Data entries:
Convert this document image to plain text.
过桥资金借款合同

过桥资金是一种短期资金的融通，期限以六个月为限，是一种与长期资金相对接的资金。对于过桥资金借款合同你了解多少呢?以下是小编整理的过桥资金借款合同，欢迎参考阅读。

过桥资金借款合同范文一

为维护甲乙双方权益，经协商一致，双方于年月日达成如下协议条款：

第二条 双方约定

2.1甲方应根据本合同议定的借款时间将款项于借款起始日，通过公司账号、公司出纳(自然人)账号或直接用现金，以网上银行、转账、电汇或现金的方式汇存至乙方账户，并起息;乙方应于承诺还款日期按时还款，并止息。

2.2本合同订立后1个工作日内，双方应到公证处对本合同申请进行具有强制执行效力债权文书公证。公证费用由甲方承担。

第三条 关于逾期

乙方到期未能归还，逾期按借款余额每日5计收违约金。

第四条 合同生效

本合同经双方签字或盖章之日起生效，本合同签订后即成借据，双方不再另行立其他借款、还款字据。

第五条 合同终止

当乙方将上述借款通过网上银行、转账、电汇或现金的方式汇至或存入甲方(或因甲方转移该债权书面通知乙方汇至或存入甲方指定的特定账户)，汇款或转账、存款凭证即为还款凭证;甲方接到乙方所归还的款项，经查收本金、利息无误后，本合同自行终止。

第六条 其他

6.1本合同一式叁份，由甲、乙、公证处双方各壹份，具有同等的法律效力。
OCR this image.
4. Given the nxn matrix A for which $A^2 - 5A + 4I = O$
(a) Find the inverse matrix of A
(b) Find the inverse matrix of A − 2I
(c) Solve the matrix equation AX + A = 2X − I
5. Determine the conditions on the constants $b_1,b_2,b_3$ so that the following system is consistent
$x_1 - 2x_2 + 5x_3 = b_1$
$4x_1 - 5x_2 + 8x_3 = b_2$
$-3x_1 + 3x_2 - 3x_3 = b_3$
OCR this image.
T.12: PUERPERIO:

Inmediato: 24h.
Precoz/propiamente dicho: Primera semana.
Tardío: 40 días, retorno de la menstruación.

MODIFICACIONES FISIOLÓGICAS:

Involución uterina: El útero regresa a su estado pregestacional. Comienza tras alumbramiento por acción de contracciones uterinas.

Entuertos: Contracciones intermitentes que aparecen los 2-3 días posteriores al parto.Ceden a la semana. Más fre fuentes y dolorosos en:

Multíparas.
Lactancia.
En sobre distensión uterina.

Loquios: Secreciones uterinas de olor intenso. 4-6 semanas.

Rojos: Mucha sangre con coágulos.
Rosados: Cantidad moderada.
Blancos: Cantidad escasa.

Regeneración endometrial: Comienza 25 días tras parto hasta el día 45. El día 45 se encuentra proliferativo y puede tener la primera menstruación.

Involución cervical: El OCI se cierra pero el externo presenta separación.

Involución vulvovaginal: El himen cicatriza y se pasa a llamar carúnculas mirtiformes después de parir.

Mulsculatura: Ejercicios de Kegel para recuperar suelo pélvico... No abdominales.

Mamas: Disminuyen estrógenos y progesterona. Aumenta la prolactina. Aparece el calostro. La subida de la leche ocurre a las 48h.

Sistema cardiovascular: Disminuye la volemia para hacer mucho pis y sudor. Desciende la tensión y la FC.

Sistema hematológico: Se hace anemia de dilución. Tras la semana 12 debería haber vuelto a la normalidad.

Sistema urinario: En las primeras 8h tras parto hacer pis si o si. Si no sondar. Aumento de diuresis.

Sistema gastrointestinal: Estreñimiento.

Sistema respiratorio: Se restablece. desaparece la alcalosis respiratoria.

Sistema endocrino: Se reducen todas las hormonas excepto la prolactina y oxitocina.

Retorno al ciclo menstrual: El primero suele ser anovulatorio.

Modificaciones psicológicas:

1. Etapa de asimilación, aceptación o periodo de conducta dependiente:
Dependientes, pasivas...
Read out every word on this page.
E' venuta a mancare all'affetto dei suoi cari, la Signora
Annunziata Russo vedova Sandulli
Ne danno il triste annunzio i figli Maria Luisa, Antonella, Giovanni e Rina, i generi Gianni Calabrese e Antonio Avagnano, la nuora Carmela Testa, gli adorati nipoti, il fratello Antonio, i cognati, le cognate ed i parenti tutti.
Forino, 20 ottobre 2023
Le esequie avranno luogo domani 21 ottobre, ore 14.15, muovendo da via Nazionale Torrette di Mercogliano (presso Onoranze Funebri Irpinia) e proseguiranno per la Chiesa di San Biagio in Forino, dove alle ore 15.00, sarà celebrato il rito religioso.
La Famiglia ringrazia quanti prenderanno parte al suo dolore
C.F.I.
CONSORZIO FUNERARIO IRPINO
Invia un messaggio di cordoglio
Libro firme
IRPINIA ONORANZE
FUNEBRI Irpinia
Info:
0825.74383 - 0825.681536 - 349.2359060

- Work to complete: Of the lines in the entries, how many include the word "menstruación"? State only the number.

- Reply: 2